• **What needs to be done**: Transcribe each line exactly.

+ + + + +

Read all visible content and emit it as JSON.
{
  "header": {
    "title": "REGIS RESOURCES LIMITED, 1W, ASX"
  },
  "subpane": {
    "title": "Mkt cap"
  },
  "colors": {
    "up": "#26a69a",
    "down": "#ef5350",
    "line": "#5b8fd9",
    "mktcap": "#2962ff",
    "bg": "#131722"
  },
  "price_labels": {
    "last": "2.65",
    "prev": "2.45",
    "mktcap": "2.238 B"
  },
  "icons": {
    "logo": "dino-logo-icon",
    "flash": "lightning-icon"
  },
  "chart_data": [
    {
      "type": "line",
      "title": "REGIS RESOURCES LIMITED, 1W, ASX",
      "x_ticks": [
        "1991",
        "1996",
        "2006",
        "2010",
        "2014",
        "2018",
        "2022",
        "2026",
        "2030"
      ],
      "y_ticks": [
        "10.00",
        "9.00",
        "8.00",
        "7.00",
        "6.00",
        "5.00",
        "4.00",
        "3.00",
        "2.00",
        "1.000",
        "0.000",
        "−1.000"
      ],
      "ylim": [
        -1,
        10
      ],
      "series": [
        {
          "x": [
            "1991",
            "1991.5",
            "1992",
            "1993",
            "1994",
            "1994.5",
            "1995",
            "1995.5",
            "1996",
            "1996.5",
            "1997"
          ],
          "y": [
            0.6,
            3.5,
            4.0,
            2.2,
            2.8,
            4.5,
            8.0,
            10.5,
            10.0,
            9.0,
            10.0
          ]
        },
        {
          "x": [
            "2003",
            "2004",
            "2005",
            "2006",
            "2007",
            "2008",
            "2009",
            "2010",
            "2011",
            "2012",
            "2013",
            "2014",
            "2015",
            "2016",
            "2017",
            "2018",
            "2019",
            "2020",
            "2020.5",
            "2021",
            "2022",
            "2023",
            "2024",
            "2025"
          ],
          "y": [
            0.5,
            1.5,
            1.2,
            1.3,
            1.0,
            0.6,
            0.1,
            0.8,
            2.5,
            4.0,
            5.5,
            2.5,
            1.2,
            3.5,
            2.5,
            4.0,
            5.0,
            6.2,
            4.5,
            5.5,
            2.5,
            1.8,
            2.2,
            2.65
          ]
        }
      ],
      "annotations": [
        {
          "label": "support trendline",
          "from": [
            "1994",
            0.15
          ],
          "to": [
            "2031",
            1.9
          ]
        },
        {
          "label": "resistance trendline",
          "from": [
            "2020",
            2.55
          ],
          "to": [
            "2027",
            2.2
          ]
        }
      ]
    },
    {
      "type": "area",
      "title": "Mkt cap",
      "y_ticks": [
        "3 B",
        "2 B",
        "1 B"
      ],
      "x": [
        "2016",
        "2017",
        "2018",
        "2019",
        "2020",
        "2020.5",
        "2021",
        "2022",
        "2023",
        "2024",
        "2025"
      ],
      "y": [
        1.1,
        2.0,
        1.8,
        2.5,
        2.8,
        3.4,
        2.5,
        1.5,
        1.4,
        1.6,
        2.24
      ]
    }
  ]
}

+ + + + +

• **Solution to this task**:
Read all visible content and emit it as JSON.
{
  "header": {
    "title": "REGIS RESOURCES LIMITED, 1W, ASX"
  },
  "subpane": {
    "title": "Mkt cap"
  },
  "colors": {
    "up": "#26a69a",
    "down": "#ef5350",
    "line": "#5b8fd9",
    "mktcap": "#2962ff",
    "bg": "#131722"
  },
  "price_labels": {
    "last": "2.65",
    "prev": "2.45",
    "mktcap": "2.238 B"
  },
  "icons": {
    "logo": "dino-logo-icon",
    "flash": "lightning-icon"
  },
  "chart_data": [
    {
      "type": "line",
      "title": "REGIS RESOURCES LIMITED, 1W, ASX",
      "x_ticks": [
        "1991",
        "1996",
        "2006",
        "2010",
        "2014",
        "2018",
        "2022",
        "2026",
        "2030"
      ],
      "y_ticks": [
        "10.00",
        "9.00",
        "8.00",
        "7.00",
        "6.00",
        "5.00",
        "4.00",
        "3.00",
        "2.00",
        "1.000",
        "0.000",
        "−1.000"
      ],
      "ylim": [
        -1,
        10
      ],
      "series": [
        {
          "x": [
            "1991",
            "1991.5",
            "1992",
            "1993",
            "1994",
            "1994.5",
            "1995",
            "1995.5",
            "1996",
            "1996.5",
            "1997"
          ],
          "y": [
            0.6,
            3.5,
            4.0,
            2.2,
            2.8,
            4.5,
            8.0,
            10.5,
            10.0,
            9.0,
            10.0
          ]
        },
        {
          "x": [
            "2003",
            "2004",
            "2005",
            "2006",
            "2007",
            "2008",
            "2009",
            "2010",
            "2011",
            "2012",
            "2013",
            "2014",
            "2015",
            "2016",
            "2017",
            "2018",
            "2019",
            "2020",
            "2020.5",
            "2021",
            "2022",
            "2023",
            "2024",
            "2025"
          ],
          "y": [
            0.5,
            1.5,
            1.2,
            1.3,
            1.0,
            0.6,
            0.1,
            0.8,
            2.5,
            4.0,
            5.5,
            2.5,
            1.2,
            3.5,
            2.5,
            4.0,
            5.0,
            6.2,
            4.5,
            5.5,
            2.5,
            1.8,
            2.2,
            2.65
          ]
        }
      ],
      "annotations": [
        {
          "label": "support trendline",
          "from": [
            "1994",
            0.15
          ],
          "to": [
            "2031",
            1.9
          ]
        },
        {
          "label": "resistance trendline",
          "from": [
            "2020",
            2.55
          ],
          "to": [
            "2027",
            2.2
          ]
        }
      ]
    },
    {
      "type": "area",
      "title": "Mkt cap",
      "y_ticks": [
        "3 B",
        "2 B",
        "1 B"
      ],
      "x": [
        "2016",
        "2017",
        "2018",
        "2019",
        "2020",
        "2020.5",
        "2021",
        "2022",
        "2023",
        "2024",
        "2025"
      ],
      "y": [
        1.1,
        2.0,
        1.8,
        2.5,
        2.8,
        3.4,
        2.5,
        1.5,
        1.4,
        1.6,
        2.24
      ]
    }
  ]
}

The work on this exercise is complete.